Reproduce the listing below verbatim.
——————————
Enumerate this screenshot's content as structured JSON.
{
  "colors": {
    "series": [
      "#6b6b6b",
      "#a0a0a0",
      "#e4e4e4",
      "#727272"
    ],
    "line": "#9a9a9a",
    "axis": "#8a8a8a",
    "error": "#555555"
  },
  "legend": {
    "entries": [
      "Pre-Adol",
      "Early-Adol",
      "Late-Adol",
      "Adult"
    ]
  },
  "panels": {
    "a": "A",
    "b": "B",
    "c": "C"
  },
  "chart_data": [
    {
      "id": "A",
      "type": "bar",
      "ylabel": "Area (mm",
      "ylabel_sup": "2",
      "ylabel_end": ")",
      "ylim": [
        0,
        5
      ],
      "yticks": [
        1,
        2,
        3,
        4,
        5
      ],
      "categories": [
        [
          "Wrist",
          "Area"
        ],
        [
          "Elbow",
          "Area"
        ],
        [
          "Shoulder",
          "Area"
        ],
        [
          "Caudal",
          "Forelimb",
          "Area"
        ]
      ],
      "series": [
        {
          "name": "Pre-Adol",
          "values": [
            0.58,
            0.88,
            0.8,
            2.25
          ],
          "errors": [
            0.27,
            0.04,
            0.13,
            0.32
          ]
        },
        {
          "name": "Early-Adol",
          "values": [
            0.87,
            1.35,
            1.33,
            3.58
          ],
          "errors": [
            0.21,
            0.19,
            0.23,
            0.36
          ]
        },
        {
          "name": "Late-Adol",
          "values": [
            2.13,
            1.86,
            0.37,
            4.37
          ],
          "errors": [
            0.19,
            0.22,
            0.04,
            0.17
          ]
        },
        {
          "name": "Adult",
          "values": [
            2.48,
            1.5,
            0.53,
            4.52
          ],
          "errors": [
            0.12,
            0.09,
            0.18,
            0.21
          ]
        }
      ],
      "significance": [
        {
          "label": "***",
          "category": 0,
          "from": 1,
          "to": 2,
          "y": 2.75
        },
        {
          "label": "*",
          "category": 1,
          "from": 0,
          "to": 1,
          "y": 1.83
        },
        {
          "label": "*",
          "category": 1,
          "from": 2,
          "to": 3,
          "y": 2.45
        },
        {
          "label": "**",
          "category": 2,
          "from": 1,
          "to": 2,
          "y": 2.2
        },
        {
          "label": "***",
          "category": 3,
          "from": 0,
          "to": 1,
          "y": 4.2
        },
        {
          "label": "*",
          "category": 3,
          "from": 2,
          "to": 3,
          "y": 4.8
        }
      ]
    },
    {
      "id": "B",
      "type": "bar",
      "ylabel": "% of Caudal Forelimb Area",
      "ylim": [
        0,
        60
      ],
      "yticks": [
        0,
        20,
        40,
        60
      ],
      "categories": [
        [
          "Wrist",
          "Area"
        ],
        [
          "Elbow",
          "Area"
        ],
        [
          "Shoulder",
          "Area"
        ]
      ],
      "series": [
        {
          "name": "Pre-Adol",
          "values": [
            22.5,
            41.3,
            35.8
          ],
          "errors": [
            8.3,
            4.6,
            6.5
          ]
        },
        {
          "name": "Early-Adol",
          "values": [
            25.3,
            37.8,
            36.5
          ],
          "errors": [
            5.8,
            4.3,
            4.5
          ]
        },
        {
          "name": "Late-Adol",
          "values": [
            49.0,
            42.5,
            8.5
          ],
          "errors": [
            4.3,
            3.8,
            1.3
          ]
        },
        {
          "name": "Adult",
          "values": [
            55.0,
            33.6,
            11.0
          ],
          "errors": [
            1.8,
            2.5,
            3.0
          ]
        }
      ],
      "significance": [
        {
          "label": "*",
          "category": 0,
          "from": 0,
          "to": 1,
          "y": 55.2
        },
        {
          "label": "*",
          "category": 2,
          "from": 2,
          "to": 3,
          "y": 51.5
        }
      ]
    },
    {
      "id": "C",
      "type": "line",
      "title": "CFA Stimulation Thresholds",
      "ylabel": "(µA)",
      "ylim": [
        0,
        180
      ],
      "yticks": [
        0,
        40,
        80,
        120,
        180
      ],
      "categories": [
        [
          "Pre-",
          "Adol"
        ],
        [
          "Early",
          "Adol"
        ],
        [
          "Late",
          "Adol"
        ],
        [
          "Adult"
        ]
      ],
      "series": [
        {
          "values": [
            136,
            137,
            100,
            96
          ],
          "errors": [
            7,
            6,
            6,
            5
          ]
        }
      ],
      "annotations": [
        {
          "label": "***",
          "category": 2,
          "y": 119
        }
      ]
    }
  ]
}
——————————
Task solution.
Enumerate this screenshot's content as structured JSON.
{
  "colors": {
    "series": [
      "#6b6b6b",
      "#a0a0a0",
      "#e4e4e4",
      "#727272"
    ],
    "line": "#9a9a9a",
    "axis": "#8a8a8a",
    "error": "#555555"
  },
  "legend": {
    "entries": [
      "Pre-Adol",
      "Early-Adol",
      "Late-Adol",
      "Adult"
    ]
  },
  "panels": {
    "a": "A",
    "b": "B",
    "c": "C"
  },
  "chart_data": [
    {
      "id": "A",
      "type": "bar",
      "ylabel": "Area (mm",
      "ylabel_sup": "2",
      "ylabel_end": ")",
      "ylim": [
        0,
        5
      ],
      "yticks": [
        1,
        2,
        3,
        4,
        5
      ],
      "categories": [
        [
          "Wrist",
          "Area"
        ],
        [
          "Elbow",
          "Area"
        ],
        [
          "Shoulder",
          "Area"
        ],
        [
          "Caudal",
          "Forelimb",
          "Area"
        ]
      ],
      "series": [
        {
          "name": "Pre-Adol",
          "values": [
            0.58,
            0.88,
            0.8,
            2.25
          ],
          "errors": [
            0.27,
            0.04,
            0.13,
            0.32
          ]
        },
        {
          "name": "Early-Adol",
          "values": [
            0.87,
            1.35,
            1.33,
            3.58
          ],
          "errors": [
            0.21,
            0.19,
            0.23,
            0.36
          ]
        },
        {
          "name": "Late-Adol",
          "values": [
            2.13,
            1.86,
            0.37,
            4.37
          ],
          "errors": [
            0.19,
            0.22,
            0.04,
            0.17
          ]
        },
        {
          "name": "Adult",
          "values": [
            2.48,
            1.5,
            0.53,
            4.52
          ],
          "errors": [
            0.12,
            0.09,
            0.18,
            0.21
          ]
        }
      ],
      "significance": [
        {
          "label": "***",
          "category": 0,
          "from": 1,
          "to": 2,
          "y": 2.75
        },
        {
          "label": "*",
          "category": 1,
          "from": 0,
          "to": 1,
          "y": 1.83
        },
        {
          "label": "*",
          "category": 1,
          "from": 2,
          "to": 3,
          "y": 2.45
        },
        {
          "label": "**",
          "category": 2,
          "from": 1,
          "to": 2,
          "y": 2.2
        },
        {
          "label": "***",
          "category": 3,
          "from": 0,
          "to": 1,
          "y": 4.2
        },
        {
          "label": "*",
          "category": 3,
          "from": 2,
          "to": 3,
          "y": 4.8
        }
      ]
    },
    {
      "id": "B",
      "type": "bar",
      "ylabel": "% of Caudal Forelimb Area",
      "ylim": [
        0,
        60
      ],
      "yticks": [
        0,
        20,
        40,
        60
      ],
      "categories": [
        [
          "Wrist",
          "Area"
        ],
        [
          "Elbow",
          "Area"
        ],
        [
          "Shoulder",
          "Area"
        ]
      ],
      "series": [
        {
          "name": "Pre-Adol",
          "values": [
            22.5,
            41.3,
            35.8
          ],
          "errors": [
            8.3,
            4.6,
            6.5
          ]
        },
        {
          "name": "Early-Adol",
          "values": [
            25.3,
            37.8,
            36.5
          ],
          "errors": [
            5.8,
            4.3,
            4.5
          ]
        },
        {
          "name": "Late-Adol",
          "values": [
            49.0,
            42.5,
            8.5
          ],
          "errors": [
            4.3,
            3.8,
            1.3
          ]
        },
        {
          "name": "Adult",
          "values": [
            55.0,
            33.6,
            11.0
          ],
          "errors": [
            1.8,
            2.5,
            3.0
          ]
        }
      ],
      "significance": [
        {
          "label": "*",
          "category": 0,
          "from": 0,
          "to": 1,
          "y": 55.2
        },
        {
          "label": "*",
          "category": 2,
          "from": 2,
          "to": 3,
          "y": 51.5
        }
      ]
    },
    {
      "id": "C",
      "type": "line",
      "title": "CFA Stimulation Thresholds",
      "ylabel": "(µA)",
      "ylim": [
        0,
        180
      ],
      "yticks": [
        0,
        40,
        80,
        120,
        180
      ],
      "categories": [
        [
          "Pre-",
          "Adol"
        ],
        [
          "Early",
          "Adol"
        ],
        [
          "Late",
          "Adol"
        ],
        [
          "Adult"
        ]
      ],
      "series": [
        {
          "values": [
            136,
            137,
            100,
            96
          ],
          "errors": [
            7,
            6,
            6,
            5
          ]
        }
      ],
      "annotations": [
        {
          "label": "***",
          "category": 2,
          "y": 119
        }
      ]
    }
  ]
}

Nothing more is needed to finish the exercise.